* Exercise description
In the collation excerpt, swap "Sort order" for "Sorting order" and write out the passage starting with "Sort order specifies" and going on through "(UTF-8) data types.".

* Excerpt to read
<<<<

You cannot change the collation of system databases except by changing the collation for the server.
The database collation is used for all metadata in the database, and is the default for all string columns, temporary objects, variable names, and any other strings used in the database. When you change the collation of a user database, there can be collation conflicts when queries in the database access temporary tables. Temporary tables are always stored in the tempdb system database, which uses the collation for the instance. Queries that compare character data between the user database and tempdb may fail if the collations cause a conflict in evaluating the character data. You can resolve this by specifying the COLLATE clause in the query. For more information, see COLLATE (Transact-SQL).
When you create or alter a table, you can specify collations for each character-string column by using the COLLATE clause. If no collation is specified, the column is assigned the default collation of the database.
Expression-level collations are set when a statement is run, and they affect the way a result set is returned. This enables ORDER BY sort results to be locale-specific. Use a COLLATE clause such as the following to implement expression-level collations:
SELECT name FROM customer ORDER BY name COLLATE Latin1_General_CS_AI;
A locale is a set of information that is associated with a location or a culture. This can include the name and identifier of the spoken language, the script that is used to write the language, and cultural conventions. Collations can be associated with one or more locales. For more information, see Locale IDs Assigned by Microsoft.
A code page is an ordered set of characters of a given script in which a numeric index, or code point value, is associated with each character. A Windows code page is typically referred to as a character set or charset. Code pages are used to provide support for the character sets and keyboard layouts that are used by different Windows system locales.
Sort order specifies how data values are sorted. This affects the results of data comparison. Data is sorted by using collations, and it can be optimized by using indexes.
Unicode is a standard for mapping code points to characters. Because it is designed to cover all the characters of all the languages of the world, there is no need for different code pages to handle different sets of characters. If you store character data that reflects multiple languages in SQL Server ( SQL Server 2005 (9.x) through SQL Server 2017), use Unicode (UTF-16) data types (nchar, nvarchar, and ntext) instead of non-Unicode data types (char, varchar, and text). Alternatively, starting with SQL Server 2019 preview, if a UTF-8 enabled collation (_UTF8) is used, then previously non-Unicode data types (char and varchar) become Unicode (UTF-8) data types.
SQL Server 2019 preview does not change the behavior of previously existing Unicode (UTF-16) data types (nchar, nvarchar, and ntext).
Significant limitations are associated with non-Unicode data types. This is because a non-Unicode computer is limited to use of a single code page. You might experience performance gain by using Unicode because fewer code-page conversions are required. Unicode collations must be selected individually at the database, column, or expression level because they are not supported at the server level.
The code pages that a client uses are determined by the operating system settings. To set client code pages on the Windows operating system, use Regional Settings in Control Panel.
When you move data from a server to a client, your server collation might not be recognized by older client drivers. This can occur when you move data from a Unicode server to a non-Unicode client. Your best option might be to upgrade the client operating system so that the underlying system collations are updated. If the client has database client software installed, you might consider applying a service update to the database client software.

>>>>

[Collected data entries]

<<<<

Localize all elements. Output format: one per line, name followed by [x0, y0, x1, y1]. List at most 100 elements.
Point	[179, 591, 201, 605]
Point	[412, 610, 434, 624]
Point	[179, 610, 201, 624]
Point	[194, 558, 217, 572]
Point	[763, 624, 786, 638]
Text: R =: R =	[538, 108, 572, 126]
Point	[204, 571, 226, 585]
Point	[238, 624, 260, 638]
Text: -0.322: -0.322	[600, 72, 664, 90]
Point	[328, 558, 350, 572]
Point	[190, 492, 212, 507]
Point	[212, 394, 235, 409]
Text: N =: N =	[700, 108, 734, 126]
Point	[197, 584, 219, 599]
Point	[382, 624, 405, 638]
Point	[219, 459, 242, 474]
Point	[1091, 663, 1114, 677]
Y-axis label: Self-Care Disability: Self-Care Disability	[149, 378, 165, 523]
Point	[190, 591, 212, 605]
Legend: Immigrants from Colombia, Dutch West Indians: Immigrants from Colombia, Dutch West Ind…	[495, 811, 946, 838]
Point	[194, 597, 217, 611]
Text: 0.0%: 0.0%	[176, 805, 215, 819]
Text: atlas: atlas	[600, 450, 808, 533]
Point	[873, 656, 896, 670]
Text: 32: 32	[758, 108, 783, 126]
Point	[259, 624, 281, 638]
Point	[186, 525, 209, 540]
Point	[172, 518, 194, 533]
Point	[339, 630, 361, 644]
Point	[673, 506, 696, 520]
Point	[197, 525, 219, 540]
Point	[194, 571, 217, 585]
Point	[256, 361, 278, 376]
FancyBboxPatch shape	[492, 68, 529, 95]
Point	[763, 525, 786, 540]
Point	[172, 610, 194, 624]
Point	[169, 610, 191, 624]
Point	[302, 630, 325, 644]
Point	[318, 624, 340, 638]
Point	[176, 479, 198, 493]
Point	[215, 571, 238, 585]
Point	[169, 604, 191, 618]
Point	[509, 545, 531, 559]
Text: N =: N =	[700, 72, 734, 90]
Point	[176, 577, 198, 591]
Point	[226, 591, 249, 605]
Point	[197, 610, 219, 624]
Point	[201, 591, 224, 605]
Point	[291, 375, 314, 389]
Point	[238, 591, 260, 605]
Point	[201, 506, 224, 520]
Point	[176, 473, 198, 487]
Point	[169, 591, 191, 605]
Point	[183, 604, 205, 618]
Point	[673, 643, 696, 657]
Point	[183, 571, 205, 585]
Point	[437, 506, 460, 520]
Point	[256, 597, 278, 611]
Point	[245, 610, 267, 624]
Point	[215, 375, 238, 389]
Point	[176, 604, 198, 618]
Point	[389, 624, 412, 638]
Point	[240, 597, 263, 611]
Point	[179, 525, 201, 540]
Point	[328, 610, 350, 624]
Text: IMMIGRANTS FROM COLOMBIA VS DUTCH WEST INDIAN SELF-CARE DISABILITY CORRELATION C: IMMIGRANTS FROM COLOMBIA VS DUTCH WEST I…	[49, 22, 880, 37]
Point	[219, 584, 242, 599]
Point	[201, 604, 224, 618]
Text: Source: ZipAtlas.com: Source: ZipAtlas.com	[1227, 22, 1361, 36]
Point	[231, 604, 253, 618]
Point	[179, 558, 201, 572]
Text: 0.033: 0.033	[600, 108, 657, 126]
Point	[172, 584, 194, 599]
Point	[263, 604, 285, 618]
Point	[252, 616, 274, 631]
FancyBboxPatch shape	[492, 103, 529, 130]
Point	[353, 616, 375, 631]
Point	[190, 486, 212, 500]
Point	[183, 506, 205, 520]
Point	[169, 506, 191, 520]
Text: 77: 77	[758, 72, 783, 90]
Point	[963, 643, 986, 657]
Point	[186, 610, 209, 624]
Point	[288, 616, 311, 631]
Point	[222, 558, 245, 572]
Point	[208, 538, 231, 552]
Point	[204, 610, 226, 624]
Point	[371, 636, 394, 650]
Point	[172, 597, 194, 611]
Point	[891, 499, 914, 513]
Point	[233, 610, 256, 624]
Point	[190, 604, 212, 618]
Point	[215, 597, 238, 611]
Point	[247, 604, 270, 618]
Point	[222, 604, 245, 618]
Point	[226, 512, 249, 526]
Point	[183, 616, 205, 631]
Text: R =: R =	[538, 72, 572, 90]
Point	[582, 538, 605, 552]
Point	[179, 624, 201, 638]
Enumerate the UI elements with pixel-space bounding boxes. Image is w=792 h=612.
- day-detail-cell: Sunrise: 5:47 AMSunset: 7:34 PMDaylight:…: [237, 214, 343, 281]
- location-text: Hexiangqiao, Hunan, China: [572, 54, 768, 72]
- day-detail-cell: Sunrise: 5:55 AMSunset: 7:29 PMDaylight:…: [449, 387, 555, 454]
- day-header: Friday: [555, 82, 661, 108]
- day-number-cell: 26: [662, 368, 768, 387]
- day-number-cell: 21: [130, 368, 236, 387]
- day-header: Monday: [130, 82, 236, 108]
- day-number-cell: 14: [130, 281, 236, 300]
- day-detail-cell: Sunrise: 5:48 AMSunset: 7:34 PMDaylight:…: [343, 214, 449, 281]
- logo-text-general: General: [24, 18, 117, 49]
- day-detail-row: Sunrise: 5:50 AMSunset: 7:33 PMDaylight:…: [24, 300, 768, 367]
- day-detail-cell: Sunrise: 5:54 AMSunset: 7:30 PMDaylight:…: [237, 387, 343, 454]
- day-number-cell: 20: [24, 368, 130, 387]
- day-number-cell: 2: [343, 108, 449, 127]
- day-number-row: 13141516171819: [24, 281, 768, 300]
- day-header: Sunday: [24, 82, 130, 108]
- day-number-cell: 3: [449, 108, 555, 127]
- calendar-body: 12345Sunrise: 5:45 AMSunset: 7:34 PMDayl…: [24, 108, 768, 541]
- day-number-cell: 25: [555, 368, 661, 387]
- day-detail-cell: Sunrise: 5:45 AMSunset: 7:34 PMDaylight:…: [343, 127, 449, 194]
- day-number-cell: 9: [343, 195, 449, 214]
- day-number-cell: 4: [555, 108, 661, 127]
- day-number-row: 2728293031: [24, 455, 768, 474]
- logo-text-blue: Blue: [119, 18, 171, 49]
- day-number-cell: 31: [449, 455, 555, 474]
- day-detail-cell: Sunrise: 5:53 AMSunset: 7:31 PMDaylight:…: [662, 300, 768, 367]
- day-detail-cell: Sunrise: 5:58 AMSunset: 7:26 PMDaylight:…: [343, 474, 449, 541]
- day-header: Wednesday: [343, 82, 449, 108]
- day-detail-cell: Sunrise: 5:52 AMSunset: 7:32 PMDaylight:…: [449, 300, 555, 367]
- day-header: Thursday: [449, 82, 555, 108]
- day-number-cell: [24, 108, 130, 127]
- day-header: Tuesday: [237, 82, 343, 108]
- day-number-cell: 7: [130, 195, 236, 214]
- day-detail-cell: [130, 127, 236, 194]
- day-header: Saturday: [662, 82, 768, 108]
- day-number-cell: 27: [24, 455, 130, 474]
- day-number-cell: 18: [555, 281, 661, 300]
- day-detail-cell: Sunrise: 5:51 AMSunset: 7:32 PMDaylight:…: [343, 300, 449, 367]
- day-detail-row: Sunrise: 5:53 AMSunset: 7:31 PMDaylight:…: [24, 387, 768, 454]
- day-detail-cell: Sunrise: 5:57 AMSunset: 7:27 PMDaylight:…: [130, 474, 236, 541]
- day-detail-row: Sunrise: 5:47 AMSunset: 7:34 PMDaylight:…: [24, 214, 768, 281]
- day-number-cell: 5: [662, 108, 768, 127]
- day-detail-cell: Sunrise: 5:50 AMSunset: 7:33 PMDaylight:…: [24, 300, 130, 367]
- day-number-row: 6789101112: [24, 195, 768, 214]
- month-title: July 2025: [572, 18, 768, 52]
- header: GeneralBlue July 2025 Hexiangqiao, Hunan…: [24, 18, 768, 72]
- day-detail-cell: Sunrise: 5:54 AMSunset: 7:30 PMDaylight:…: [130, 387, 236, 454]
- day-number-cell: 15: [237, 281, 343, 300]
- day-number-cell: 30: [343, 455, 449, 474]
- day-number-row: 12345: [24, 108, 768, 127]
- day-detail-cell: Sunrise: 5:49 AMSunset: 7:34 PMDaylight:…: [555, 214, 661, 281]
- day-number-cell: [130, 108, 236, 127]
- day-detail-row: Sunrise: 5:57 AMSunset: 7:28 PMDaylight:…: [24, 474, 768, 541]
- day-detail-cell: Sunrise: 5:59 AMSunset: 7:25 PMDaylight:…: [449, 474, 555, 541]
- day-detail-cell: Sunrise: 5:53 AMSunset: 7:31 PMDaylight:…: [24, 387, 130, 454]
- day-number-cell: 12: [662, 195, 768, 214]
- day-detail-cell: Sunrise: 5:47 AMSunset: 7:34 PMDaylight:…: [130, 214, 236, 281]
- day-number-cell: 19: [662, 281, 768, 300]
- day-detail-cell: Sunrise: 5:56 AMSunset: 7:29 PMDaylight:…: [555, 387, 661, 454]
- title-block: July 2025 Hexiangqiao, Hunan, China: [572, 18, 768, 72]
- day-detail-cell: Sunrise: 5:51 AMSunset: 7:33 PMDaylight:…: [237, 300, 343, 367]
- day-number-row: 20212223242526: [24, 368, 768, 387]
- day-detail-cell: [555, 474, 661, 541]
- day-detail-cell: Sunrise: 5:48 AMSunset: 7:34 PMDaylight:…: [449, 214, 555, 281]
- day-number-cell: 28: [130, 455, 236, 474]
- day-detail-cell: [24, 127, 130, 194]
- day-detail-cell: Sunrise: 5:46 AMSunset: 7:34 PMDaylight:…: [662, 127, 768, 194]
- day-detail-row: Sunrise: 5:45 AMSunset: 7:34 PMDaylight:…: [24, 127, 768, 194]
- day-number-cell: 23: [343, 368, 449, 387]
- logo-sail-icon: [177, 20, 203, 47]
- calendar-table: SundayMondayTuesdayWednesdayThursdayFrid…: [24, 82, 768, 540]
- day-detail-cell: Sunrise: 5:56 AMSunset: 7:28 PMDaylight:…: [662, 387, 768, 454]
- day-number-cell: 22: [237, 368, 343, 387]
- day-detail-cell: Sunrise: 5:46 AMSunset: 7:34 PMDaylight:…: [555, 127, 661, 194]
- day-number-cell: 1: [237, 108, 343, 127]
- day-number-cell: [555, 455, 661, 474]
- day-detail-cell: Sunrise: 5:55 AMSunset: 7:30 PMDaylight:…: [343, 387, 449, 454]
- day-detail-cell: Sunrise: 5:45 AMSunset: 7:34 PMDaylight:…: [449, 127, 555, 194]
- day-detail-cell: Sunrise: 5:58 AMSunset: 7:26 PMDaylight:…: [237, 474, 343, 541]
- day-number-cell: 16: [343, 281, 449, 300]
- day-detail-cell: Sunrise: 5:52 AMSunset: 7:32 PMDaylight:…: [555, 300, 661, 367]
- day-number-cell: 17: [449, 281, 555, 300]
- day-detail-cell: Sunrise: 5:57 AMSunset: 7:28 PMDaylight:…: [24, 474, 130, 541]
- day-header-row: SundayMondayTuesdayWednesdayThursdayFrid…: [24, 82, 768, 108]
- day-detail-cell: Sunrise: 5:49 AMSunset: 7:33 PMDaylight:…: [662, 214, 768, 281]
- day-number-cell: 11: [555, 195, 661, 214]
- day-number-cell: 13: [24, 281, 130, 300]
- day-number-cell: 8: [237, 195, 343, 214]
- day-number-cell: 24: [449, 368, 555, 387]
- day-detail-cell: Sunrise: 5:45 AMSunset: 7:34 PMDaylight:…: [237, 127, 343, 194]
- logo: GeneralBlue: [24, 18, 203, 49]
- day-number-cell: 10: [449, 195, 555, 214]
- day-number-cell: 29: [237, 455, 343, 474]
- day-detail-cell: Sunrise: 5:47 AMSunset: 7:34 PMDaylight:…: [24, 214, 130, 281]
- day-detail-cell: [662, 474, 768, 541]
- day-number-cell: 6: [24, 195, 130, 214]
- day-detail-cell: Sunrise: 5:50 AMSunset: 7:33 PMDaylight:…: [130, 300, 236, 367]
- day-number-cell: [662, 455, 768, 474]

>>>>

* Result of the exercise
Sorting order specifies how data values are sorted. This affects the results of data comparison. Data is sorted by using collations, and it can be optimized by using indexes.
Unicode is a standard for mapping code points to characters. Because it is designed to cover all the characters of all the languages of the world, there is no need for different code pages to handle different sets of characters. If you store character data that reflects multiple languages in SQL Server ( SQL Server 2005 (9.x) through SQL Server 2017), use Unicode (UTF-16) data types (nchar, nvarchar, and ntext) instead of non-Unicode data types (char, varchar, and text). Alternatively, starting with SQL Server 2019 preview, if a UTF-8 enabled collation (_UTF8) is used, then previously non-Unicode data types (char and varchar) become Unicode (UTF-8) data types.